- TASK TO COMPLETE
Look through the data below. Pick out the lines holding the string "meetings".

- PROVIDED DATA

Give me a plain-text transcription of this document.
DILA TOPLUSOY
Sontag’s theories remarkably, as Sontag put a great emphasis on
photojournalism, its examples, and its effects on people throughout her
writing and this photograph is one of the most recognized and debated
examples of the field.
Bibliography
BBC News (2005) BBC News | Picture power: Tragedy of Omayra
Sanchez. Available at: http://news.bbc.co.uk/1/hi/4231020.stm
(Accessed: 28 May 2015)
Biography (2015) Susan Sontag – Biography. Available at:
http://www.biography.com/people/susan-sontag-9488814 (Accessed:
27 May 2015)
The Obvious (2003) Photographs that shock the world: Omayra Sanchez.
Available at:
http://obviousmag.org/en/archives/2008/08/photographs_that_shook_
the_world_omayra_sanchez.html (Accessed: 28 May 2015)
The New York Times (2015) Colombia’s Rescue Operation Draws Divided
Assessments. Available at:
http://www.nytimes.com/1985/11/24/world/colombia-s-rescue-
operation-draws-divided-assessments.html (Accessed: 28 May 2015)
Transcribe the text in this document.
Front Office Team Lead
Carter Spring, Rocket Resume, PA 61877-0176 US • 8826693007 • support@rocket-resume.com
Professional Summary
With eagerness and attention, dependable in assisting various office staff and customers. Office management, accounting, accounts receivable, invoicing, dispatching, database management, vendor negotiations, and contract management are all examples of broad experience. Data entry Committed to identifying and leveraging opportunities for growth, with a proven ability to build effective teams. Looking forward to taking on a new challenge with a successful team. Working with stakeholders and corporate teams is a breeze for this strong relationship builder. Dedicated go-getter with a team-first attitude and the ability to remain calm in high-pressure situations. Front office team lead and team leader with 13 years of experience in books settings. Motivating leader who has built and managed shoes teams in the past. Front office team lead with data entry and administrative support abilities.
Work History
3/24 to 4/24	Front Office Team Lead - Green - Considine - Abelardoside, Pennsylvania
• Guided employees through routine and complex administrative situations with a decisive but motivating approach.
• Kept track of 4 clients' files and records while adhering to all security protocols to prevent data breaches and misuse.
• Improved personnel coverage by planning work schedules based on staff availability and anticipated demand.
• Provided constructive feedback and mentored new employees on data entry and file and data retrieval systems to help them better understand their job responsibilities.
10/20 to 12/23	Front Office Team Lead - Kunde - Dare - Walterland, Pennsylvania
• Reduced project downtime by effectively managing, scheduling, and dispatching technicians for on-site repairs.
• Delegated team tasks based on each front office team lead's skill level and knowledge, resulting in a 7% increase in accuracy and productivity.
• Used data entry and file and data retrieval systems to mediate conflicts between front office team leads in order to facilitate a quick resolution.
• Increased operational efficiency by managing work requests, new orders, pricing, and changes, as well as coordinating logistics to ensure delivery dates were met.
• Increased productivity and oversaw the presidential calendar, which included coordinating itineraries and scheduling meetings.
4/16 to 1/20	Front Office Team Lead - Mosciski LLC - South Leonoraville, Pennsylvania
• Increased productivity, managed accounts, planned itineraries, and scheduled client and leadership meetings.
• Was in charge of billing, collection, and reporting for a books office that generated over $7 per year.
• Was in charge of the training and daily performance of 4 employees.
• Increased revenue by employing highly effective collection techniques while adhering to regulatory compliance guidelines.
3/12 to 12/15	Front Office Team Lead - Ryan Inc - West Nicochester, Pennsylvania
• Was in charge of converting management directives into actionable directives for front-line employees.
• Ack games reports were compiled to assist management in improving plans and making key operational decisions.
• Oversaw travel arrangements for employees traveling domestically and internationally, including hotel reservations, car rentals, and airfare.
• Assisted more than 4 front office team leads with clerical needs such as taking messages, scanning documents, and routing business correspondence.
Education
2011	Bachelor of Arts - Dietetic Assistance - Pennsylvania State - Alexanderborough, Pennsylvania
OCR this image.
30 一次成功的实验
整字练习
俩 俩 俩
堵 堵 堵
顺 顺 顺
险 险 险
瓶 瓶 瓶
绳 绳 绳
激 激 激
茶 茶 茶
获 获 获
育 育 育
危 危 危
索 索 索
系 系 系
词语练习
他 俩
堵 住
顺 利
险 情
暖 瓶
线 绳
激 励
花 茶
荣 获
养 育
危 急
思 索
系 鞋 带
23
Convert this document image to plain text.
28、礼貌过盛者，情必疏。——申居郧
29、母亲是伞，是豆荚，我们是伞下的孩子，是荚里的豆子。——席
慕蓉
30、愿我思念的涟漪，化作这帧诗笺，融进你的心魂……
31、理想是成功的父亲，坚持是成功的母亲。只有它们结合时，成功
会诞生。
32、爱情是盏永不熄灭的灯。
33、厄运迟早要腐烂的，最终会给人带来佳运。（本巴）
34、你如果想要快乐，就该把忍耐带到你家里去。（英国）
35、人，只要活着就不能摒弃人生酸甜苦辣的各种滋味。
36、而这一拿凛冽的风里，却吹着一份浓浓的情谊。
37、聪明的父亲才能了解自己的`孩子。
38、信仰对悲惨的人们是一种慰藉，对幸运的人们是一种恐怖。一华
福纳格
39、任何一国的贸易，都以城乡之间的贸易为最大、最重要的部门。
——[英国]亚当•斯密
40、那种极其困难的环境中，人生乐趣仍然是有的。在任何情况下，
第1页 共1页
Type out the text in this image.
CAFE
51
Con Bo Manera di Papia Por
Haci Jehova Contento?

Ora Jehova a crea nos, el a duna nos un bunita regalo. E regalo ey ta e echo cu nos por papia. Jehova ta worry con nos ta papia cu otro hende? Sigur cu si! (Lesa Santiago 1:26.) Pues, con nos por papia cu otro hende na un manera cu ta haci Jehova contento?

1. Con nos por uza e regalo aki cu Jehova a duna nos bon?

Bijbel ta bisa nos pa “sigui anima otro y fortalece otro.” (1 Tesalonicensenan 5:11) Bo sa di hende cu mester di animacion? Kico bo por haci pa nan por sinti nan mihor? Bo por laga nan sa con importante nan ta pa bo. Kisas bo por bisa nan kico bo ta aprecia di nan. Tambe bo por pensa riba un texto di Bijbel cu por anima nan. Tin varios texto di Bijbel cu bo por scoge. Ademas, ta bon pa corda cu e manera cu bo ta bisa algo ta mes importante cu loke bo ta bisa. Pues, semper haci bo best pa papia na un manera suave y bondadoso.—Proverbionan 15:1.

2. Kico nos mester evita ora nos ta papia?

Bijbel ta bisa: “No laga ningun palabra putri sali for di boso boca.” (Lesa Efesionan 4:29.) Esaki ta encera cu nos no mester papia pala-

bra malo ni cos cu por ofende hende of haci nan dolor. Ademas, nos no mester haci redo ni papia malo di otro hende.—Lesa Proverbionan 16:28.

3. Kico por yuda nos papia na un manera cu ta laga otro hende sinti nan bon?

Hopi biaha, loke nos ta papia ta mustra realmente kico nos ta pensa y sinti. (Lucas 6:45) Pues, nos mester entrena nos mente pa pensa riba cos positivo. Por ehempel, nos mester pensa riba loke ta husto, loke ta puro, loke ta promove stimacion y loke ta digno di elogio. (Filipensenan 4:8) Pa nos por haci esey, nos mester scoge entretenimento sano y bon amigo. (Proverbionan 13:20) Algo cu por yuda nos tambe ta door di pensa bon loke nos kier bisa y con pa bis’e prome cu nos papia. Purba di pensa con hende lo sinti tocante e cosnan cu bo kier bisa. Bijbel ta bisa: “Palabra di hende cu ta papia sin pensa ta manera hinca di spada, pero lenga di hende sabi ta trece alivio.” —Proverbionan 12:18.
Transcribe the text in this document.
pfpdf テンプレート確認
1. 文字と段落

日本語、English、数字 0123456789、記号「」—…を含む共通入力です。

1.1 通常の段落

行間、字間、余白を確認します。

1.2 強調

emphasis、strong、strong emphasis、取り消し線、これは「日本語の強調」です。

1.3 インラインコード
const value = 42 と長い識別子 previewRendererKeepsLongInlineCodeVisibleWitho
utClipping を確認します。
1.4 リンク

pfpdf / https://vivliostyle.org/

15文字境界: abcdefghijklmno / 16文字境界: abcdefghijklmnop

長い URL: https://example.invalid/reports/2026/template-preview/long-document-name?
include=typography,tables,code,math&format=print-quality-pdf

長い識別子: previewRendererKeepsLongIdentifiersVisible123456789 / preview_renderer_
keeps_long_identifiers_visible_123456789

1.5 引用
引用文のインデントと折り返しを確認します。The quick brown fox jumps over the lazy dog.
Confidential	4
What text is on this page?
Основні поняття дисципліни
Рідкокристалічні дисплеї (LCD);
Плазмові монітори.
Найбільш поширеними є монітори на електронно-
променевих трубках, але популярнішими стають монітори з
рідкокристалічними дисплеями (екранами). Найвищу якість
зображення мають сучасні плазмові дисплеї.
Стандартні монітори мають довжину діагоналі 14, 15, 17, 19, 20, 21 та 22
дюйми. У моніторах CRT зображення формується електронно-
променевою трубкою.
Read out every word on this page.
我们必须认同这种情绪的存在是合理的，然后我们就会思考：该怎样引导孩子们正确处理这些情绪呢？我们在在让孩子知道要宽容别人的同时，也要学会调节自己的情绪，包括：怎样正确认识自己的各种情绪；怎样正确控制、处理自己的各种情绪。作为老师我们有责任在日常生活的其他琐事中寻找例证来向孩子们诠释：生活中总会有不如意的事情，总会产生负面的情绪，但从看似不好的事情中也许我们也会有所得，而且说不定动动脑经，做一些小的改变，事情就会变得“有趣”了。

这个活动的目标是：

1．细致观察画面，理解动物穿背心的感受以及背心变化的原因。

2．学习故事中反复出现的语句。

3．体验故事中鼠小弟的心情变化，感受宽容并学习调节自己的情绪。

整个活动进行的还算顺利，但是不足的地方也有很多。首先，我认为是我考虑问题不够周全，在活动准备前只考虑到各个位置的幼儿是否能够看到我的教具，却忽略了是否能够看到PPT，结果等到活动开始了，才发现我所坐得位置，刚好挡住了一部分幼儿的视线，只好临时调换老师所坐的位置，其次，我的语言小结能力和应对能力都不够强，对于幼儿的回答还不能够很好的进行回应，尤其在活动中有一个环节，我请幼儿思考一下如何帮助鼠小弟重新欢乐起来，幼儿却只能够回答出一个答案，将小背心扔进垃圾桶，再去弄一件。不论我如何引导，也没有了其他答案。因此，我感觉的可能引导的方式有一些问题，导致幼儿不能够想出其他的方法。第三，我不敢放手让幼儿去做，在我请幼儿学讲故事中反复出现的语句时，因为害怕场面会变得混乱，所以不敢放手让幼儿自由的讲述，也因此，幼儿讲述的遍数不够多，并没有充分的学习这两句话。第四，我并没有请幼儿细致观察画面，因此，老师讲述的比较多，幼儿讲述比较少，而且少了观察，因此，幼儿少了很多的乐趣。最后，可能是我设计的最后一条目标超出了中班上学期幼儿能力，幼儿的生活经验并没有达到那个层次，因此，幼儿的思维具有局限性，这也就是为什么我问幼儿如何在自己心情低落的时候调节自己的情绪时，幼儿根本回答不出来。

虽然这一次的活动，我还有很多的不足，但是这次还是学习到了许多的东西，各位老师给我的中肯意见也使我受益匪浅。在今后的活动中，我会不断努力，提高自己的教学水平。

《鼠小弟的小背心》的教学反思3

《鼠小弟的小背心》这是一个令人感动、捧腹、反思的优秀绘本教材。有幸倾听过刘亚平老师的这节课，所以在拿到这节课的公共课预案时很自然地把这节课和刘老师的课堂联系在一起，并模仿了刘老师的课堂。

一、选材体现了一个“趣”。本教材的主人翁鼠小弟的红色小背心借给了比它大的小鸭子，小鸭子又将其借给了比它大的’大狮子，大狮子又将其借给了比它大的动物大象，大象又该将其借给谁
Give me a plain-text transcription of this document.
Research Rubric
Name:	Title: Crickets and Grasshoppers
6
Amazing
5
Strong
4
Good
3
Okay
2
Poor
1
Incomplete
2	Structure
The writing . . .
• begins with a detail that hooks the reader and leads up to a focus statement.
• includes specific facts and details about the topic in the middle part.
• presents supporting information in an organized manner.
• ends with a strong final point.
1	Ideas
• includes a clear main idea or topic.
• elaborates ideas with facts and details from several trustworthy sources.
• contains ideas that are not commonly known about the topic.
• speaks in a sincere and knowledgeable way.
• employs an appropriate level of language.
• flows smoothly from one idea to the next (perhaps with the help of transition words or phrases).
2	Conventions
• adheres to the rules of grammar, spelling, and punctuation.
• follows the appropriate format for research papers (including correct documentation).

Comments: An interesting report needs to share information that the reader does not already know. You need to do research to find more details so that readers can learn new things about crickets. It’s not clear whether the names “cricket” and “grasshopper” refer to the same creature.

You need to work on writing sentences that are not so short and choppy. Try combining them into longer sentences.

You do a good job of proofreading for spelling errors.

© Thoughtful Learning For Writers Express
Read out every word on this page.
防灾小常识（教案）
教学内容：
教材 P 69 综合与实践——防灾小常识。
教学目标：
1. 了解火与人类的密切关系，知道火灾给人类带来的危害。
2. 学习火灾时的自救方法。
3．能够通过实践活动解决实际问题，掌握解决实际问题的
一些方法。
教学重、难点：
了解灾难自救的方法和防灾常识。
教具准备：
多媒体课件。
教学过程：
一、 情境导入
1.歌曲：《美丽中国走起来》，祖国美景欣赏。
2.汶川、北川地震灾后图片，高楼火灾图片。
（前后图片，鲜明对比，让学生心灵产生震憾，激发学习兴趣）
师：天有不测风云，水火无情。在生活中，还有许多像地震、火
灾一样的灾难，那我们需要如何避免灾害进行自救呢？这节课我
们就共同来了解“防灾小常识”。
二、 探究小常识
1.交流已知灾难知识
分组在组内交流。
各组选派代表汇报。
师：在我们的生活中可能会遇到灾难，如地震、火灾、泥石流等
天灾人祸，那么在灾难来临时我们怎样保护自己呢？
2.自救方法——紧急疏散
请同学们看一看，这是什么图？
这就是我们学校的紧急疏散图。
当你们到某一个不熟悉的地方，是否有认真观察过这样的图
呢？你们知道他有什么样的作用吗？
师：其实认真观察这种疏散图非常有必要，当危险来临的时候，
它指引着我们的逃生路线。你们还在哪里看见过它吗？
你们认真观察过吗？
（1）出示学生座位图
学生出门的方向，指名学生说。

- PROBLEM SOLUTION
• Increased productivity and oversaw the presidential calendar, which included coordinating itineraries and scheduling meetings.
• Increased productivity, managed accounts, planned itineraries, and scheduled client and leadership meetings.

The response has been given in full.